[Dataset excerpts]
==========

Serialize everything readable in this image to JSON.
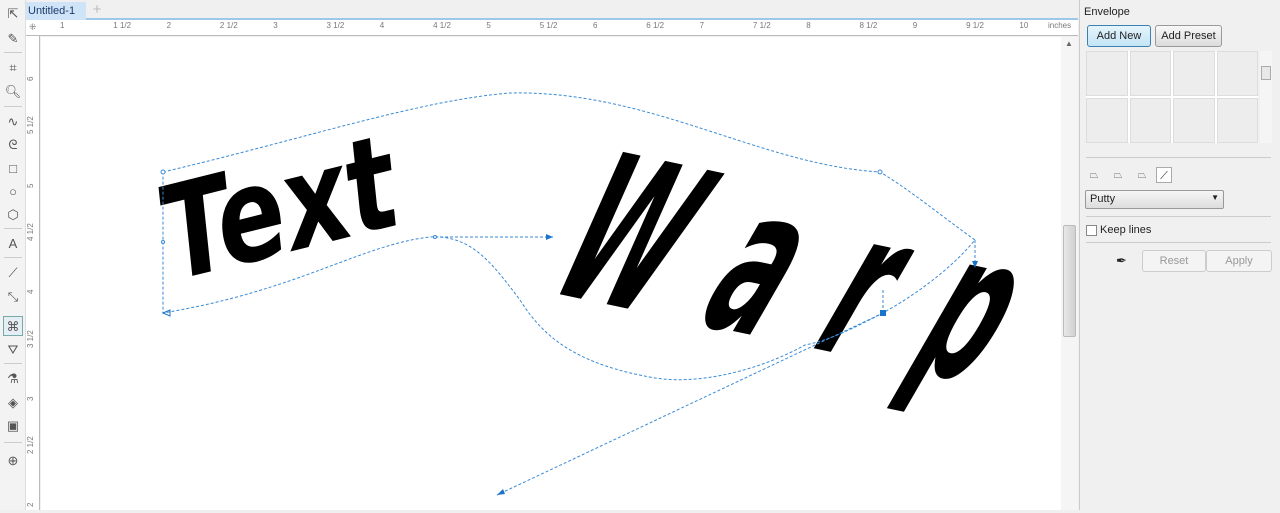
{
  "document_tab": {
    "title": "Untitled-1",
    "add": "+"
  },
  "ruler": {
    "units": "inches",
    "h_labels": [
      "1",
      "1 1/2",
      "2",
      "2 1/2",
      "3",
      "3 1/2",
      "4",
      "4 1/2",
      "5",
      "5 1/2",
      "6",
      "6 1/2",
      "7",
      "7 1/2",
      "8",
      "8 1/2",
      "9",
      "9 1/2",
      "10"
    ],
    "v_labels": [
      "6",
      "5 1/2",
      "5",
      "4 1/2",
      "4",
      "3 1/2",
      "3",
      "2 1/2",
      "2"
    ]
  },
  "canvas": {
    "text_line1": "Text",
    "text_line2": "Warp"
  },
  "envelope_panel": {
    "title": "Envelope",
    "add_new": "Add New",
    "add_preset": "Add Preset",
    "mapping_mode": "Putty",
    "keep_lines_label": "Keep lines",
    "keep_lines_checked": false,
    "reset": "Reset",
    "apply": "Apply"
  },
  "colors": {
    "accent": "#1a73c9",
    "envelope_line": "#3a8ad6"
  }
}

==========

### Given exercise
Keep the pictures out and write out the records exactly.

### Final result
Serialize everything readable in this image to JSON.
{
  "document_tab": {
    "title": "Untitled-1",
    "add": "+"
  },
  "ruler": {
    "units": "inches",
    "h_labels": [
      "1",
      "1 1/2",
      "2",
      "2 1/2",
      "3",
      "3 1/2",
      "4",
      "4 1/2",
      "5",
      "5 1/2",
      "6",
      "6 1/2",
      "7",
      "7 1/2",
      "8",
      "8 1/2",
      "9",
      "9 1/2",
      "10"
    ],
    "v_labels": [
      "6",
      "5 1/2",
      "5",
      "4 1/2",
      "4",
      "3 1/2",
      "3",
      "2 1/2",
      "2"
    ]
  },
  "canvas": {
    "text_line1": "Text",
    "text_line2": "Warp"
  },
  "envelope_panel": {
    "title": "Envelope",
    "add_new": "Add New",
    "add_preset": "Add Preset",
    "mapping_mode": "Putty",
    "keep_lines_label": "Keep lines",
    "keep_lines_checked": false,
    "reset": "Reset",
    "apply": "Apply"
  },
  "colors": {
    "accent": "#1a73c9",
    "envelope_line": "#3a8ad6"
  }
}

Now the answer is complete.